Records from a data collection:
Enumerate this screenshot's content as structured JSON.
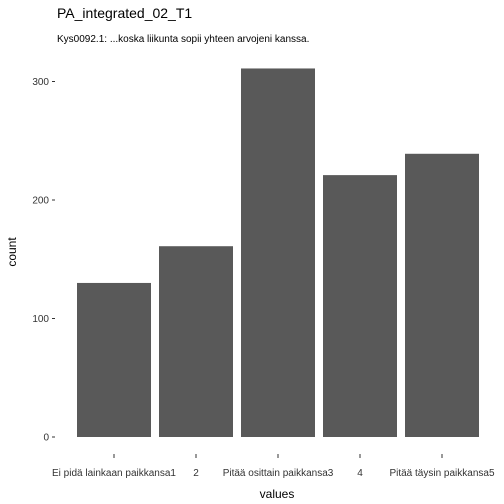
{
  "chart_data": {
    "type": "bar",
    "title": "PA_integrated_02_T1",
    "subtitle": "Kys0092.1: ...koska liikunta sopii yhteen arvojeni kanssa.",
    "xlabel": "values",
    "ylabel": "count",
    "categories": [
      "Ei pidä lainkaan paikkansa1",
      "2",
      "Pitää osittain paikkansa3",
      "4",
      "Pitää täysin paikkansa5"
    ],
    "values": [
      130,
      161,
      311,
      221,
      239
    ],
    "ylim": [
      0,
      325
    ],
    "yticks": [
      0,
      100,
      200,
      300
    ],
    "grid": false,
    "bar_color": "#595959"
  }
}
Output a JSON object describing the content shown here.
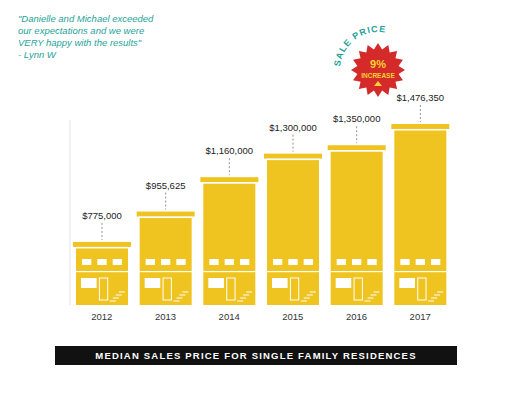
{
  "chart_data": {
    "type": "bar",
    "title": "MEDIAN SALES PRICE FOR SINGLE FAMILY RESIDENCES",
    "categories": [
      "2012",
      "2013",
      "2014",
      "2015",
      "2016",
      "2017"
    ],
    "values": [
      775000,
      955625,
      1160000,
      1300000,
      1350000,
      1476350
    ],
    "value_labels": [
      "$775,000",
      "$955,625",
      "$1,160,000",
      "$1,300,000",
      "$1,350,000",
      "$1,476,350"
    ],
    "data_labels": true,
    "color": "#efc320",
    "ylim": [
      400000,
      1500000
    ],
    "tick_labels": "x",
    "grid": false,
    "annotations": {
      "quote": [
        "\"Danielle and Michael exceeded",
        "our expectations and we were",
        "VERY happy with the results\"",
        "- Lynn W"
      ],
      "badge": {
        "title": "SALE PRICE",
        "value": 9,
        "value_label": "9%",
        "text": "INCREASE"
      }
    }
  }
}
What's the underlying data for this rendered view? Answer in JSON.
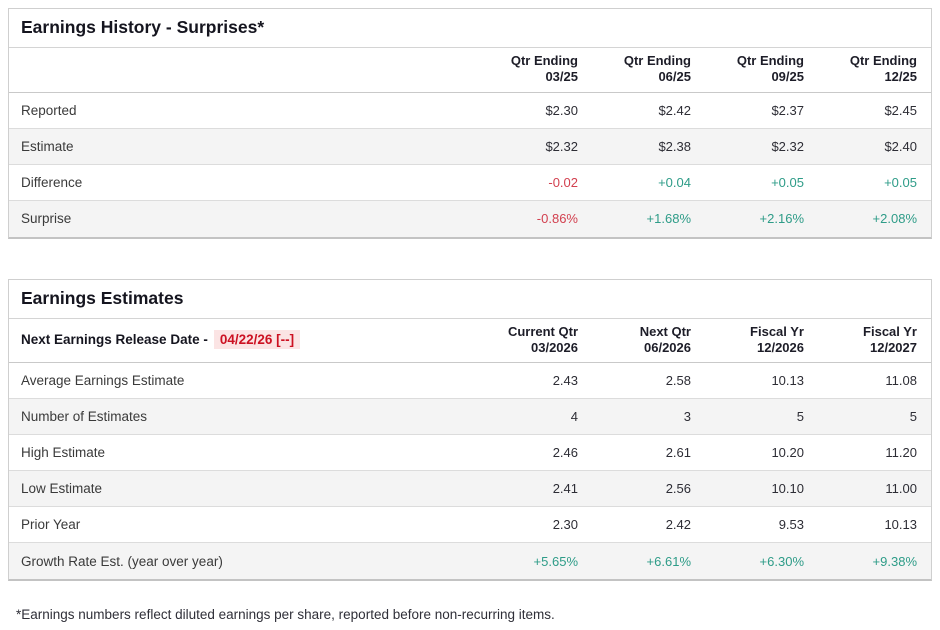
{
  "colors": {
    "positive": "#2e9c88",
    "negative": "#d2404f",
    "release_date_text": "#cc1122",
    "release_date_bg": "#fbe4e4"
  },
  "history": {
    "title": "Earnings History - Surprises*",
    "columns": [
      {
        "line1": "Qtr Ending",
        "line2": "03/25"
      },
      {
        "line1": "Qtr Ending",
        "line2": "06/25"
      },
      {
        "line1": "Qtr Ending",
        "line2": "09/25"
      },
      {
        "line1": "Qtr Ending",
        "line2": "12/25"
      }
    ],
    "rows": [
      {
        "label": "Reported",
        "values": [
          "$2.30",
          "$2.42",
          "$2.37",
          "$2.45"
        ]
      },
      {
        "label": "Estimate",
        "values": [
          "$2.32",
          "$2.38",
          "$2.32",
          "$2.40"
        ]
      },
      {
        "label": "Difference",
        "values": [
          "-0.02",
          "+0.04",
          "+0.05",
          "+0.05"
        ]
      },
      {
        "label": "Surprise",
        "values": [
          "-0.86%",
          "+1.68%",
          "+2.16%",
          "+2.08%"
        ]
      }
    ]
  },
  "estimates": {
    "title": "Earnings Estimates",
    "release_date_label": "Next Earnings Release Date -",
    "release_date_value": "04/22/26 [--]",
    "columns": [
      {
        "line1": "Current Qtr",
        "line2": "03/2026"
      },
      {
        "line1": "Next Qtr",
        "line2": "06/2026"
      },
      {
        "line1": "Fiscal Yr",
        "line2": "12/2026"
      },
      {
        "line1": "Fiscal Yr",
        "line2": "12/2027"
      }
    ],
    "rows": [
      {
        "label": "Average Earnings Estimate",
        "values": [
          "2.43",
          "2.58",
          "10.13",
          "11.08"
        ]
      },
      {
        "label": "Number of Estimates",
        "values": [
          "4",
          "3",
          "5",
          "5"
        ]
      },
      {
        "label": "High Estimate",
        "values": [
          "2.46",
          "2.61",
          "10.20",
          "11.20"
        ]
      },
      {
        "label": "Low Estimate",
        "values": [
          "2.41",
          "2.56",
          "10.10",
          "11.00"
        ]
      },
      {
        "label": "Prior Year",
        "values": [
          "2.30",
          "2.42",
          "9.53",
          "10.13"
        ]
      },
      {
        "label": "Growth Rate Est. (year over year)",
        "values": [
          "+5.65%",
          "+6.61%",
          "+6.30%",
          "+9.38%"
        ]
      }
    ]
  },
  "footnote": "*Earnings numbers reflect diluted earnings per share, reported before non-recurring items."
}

SHORT PROBLEM: Identify the lines above with the word "Next". Copy them.

PROBLEM SOLUTION:
    "release_date_label": "Next Earnings Release Date -",
        "line1": "Next Qtr",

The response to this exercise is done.